Job: Below is a block of records; repeat each one exactly.

Data rows:
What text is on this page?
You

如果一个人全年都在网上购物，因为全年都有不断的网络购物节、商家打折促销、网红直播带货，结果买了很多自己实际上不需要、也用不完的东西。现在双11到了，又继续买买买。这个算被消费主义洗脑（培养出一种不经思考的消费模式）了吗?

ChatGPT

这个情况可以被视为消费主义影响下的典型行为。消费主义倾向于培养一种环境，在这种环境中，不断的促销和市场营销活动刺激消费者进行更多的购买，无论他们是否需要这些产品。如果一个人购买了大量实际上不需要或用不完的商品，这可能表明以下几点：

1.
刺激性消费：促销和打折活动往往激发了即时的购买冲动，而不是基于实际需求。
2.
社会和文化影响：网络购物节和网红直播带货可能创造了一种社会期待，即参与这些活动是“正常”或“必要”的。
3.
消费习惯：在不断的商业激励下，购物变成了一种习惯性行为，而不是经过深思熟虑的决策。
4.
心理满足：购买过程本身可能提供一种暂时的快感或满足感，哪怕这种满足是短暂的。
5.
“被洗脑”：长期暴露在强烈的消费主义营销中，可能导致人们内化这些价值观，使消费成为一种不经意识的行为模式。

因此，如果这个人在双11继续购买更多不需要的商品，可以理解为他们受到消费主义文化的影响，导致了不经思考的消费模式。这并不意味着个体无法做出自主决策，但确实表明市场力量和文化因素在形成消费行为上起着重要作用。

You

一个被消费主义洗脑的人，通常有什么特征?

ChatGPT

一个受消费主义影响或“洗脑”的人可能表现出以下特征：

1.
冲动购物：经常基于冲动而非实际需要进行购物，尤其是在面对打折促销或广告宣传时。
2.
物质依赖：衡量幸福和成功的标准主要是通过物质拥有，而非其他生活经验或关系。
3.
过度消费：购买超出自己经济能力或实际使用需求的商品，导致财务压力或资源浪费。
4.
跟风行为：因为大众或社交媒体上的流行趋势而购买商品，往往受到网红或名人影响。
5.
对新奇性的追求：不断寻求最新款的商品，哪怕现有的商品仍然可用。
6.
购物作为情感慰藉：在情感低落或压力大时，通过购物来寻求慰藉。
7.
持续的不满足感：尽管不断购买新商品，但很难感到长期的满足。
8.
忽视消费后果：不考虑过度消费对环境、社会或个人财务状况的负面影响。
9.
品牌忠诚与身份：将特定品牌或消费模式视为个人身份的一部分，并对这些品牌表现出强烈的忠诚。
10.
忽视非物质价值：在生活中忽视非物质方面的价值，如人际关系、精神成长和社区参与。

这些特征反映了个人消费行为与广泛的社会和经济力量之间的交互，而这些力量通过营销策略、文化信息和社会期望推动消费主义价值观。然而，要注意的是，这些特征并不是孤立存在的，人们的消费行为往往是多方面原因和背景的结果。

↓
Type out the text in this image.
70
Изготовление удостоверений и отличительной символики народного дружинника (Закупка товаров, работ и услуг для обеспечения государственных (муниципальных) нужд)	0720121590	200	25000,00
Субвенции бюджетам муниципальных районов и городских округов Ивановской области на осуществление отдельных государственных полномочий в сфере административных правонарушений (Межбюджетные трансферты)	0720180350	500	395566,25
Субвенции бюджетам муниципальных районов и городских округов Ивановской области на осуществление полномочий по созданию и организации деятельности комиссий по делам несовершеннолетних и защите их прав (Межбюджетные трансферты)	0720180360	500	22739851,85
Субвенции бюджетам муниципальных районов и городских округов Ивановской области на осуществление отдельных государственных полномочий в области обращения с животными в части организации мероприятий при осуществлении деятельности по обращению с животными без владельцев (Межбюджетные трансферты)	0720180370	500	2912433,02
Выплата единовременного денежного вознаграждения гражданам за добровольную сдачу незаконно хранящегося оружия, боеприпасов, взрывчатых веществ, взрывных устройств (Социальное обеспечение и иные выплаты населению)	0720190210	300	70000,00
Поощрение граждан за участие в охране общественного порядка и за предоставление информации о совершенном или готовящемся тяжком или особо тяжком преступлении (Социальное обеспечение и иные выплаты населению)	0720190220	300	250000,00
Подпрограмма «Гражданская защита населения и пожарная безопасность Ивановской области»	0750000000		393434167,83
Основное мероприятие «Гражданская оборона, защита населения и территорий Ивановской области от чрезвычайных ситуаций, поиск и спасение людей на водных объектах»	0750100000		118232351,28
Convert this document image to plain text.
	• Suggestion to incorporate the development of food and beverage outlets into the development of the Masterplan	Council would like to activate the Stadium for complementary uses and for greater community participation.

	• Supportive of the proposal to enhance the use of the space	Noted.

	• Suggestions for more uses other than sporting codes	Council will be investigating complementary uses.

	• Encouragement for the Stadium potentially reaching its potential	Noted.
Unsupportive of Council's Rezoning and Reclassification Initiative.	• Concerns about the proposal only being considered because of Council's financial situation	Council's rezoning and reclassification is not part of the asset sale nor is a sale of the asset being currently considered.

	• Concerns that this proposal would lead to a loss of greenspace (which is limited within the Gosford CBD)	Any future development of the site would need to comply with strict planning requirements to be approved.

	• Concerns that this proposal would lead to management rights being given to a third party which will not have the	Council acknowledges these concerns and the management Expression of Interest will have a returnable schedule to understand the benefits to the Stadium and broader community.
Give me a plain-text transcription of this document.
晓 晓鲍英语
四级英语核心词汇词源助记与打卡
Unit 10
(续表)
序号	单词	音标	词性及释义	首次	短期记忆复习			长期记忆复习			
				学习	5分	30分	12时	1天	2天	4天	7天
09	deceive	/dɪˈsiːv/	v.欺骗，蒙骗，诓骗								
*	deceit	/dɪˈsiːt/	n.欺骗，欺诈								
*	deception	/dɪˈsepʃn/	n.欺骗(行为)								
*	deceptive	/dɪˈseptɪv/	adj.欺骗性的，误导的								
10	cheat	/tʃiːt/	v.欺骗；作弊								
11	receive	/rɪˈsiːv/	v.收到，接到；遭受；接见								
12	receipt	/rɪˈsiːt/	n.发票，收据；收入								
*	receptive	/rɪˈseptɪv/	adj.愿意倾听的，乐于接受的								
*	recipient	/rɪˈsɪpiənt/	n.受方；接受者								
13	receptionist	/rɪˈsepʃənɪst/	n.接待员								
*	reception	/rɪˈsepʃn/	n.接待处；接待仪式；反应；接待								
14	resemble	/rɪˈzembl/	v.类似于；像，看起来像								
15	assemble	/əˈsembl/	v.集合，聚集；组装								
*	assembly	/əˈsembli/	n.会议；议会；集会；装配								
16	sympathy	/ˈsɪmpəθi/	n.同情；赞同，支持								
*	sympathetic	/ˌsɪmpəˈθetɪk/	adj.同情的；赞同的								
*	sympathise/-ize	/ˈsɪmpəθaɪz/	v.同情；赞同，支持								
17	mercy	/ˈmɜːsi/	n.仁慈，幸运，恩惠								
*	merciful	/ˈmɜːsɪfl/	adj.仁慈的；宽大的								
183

Answer to this problem:
What text is on this page?
You

如果一个人全年都在网上购物，因为全年都有不断的网络购物节、商家打折促销、网红直播带货，结果买了很多自己实际上不需要、也用不完的东西。现在双11到了，又继续买买买。这个算被消费主义洗脑（培养出一种不经思考的消费模式）了吗?

ChatGPT

这个情况可以被视为消费主义影响下的典型行为。消费主义倾向于培养一种环境，在这种环境中，不断的促销和市场营销活动刺激消费者进行更多的购买，无论他们是否需要这些产品。如果一个人购买了大量实际上不需要或用不完的商品，这可能表明以下几点：

1.
刺激性消费：促销和打折活动往往激发了即时的购买冲动，而不是基于实际需求。
2.
社会和文化影响：网络购物节和网红直播带货可能创造了一种社会期待，即参与这些活动是“正常”或“必要”的。
3.
消费习惯：在不断的商业激励下，购物变成了一种习惯性行为，而不是经过深思熟虑的决策。
4.
心理满足：购买过程本身可能提供一种暂时的快感或满足感，哪怕这种满足是短暂的。
5.
“被洗脑”：长期暴露在强烈的消费主义营销中，可能导致人们内化这些价值观，使消费成为一种不经意识的行为模式。

因此，如果这个人在双11继续购买更多不需要的商品，可以理解为他们受到消费主义文化的影响，导致了不经思考的消费模式。这并不意味着个体无法做出自主决策，但确实表明市场力量和文化因素在形成消费行为上起着重要作用。

You

一个被消费主义洗脑的人，通常有什么特征?

ChatGPT

一个受消费主义影响或“洗脑”的人可能表现出以下特征：

1.
冲动购物：经常基于冲动而非实际需要进行购物，尤其是在面对打折促销或广告宣传时。
2.
物质依赖：衡量幸福和成功的标准主要是通过物质拥有，而非其他生活经验或关系。
3.
过度消费：购买超出自己经济能力或实际使用需求的商品，导致财务压力或资源浪费。
4.
跟风行为：因为大众或社交媒体上的流行趋势而购买商品，往往受到网红或名人影响。
5.
对新奇性的追求：不断寻求最新款的商品，哪怕现有的商品仍然可用。
6.
购物作为情感慰藉：在情感低落或压力大时，通过购物来寻求慰藉。
7.
持续的不满足感：尽管不断购买新商品，但很难感到长期的满足。
8.
忽视消费后果：不考虑过度消费对环境、社会或个人财务状况的负面影响。
9.
品牌忠诚与身份：将特定品牌或消费模式视为个人身份的一部分，并对这些品牌表现出强烈的忠诚。
10.
忽视非物质价值：在生活中忽视非物质方面的价值，如人际关系、精神成长和社区参与。

这些特征反映了个人消费行为与广泛的社会和经济力量之间的交互，而这些力量通过营销策略、文化信息和社会期望推动消费主义价值观。然而，要注意的是，这些特征并不是孤立存在的，人们的消费行为往往是多方面原因和背景的结果。

↓
Type out the text in this image.
70
Изготовление удостоверений и отличительной символики народного дружинника (Закупка товаров, работ и услуг для обеспечения государственных (муниципальных) нужд)	0720121590	200	25000,00
Субвенции бюджетам муниципальных районов и городских округов Ивановской области на осуществление отдельных государственных полномочий в сфере административных правонарушений (Межбюджетные трансферты)	0720180350	500	395566,25
Субвенции бюджетам муниципальных районов и городских округов Ивановской области на осуществление полномочий по созданию и организации деятельности комиссий по делам несовершеннолетних и защите их прав (Межбюджетные трансферты)	0720180360	500	22739851,85
Субвенции бюджетам муниципальных районов и городских округов Ивановской области на осуществление отдельных государственных полномочий в области обращения с животными в части организации мероприятий при осуществлении деятельности по обращению с животными без владельцев (Межбюджетные трансферты)	0720180370	500	2912433,02
Выплата единовременного денежного вознаграждения гражданам за добровольную сдачу незаконно хранящегося оружия, боеприпасов, взрывчатых веществ, взрывных устройств (Социальное обеспечение и иные выплаты населению)	0720190210	300	70000,00
Поощрение граждан за участие в охране общественного порядка и за предоставление информации о совершенном или готовящемся тяжком или особо тяжком преступлении (Социальное обеспечение и иные выплаты населению)	0720190220	300	250000,00
Подпрограмма «Гражданская защита населения и пожарная безопасность Ивановской области»	0750000000		393434167,83
Основное мероприятие «Гражданская оборона, защита населения и территорий Ивановской области от чрезвычайных ситуаций, поиск и спасение людей на водных объектах»	0750100000		118232351,28
Convert this document image to plain text.
	• Suggestion to incorporate the development of food and beverage outlets into the development of the Masterplan	Council would like to activate the Stadium for complementary uses and for greater community participation.

	• Supportive of the proposal to enhance the use of the space	Noted.

	• Suggestions for more uses other than sporting codes	Council will be investigating complementary uses.

	• Encouragement for the Stadium potentially reaching its potential	Noted.
Unsupportive of Council's Rezoning and Reclassification Initiative.	• Concerns about the proposal only being considered because of Council's financial situation	Council's rezoning and reclassification is not part of the asset sale nor is a sale of the asset being currently considered.

	• Concerns that this proposal would lead to a loss of greenspace (which is limited within the Gosford CBD)	Any future development of the site would need to comply with strict planning requirements to be approved.

	• Concerns that this proposal would lead to management rights being given to a third party which will not have the	Council acknowledges these concerns and the management Expression of Interest will have a returnable schedule to understand the benefits to the Stadium and broader community.
Give me a plain-text transcription of this document.
晓 晓鲍英语
四级英语核心词汇词源助记与打卡
Unit 10
(续表)
序号	单词	音标	词性及释义	首次	短期记忆复习			长期记忆复习			
				学习	5分	30分	12时	1天	2天	4天	7天
09	deceive	/dɪˈsiːv/	v.欺骗，蒙骗，诓骗								
*	deceit	/dɪˈsiːt/	n.欺骗，欺诈								
*	deception	/dɪˈsepʃn/	n.欺骗(行为)								
*	deceptive	/dɪˈseptɪv/	adj.欺骗性的，误导的								
10	cheat	/tʃiːt/	v.欺骗；作弊								
11	receive	/rɪˈsiːv/	v.收到，接到；遭受；接见								
12	receipt	/rɪˈsiːt/	n.发票，收据；收入								
*	receptive	/rɪˈseptɪv/	adj.愿意倾听的，乐于接受的								
*	recipient	/rɪˈsɪpiənt/	n.受方；接受者								
13	receptionist	/rɪˈsepʃənɪst/	n.接待员								
*	reception	/rɪˈsepʃn/	n.接待处；接待仪式；反应；接待								
14	resemble	/rɪˈzembl/	v.类似于；像，看起来像								
15	assemble	/əˈsembl/	v.集合，聚集；组装								
*	assembly	/əˈsembli/	n.会议；议会；集会；装配								
16	sympathy	/ˈsɪmpəθi/	n.同情；赞同，支持								
*	sympathetic	/ˌsɪmpəˈθetɪk/	adj.同情的；赞同的								
*	sympathise/-ize	/ˈsɪmpəθaɪz/	v.同情；赞同，支持								
17	mercy	/ˈmɜːsi/	n.仁慈，幸运，恩惠								
*	merciful	/ˈmɜːsɪfl/	adj.仁慈的；宽大的								
183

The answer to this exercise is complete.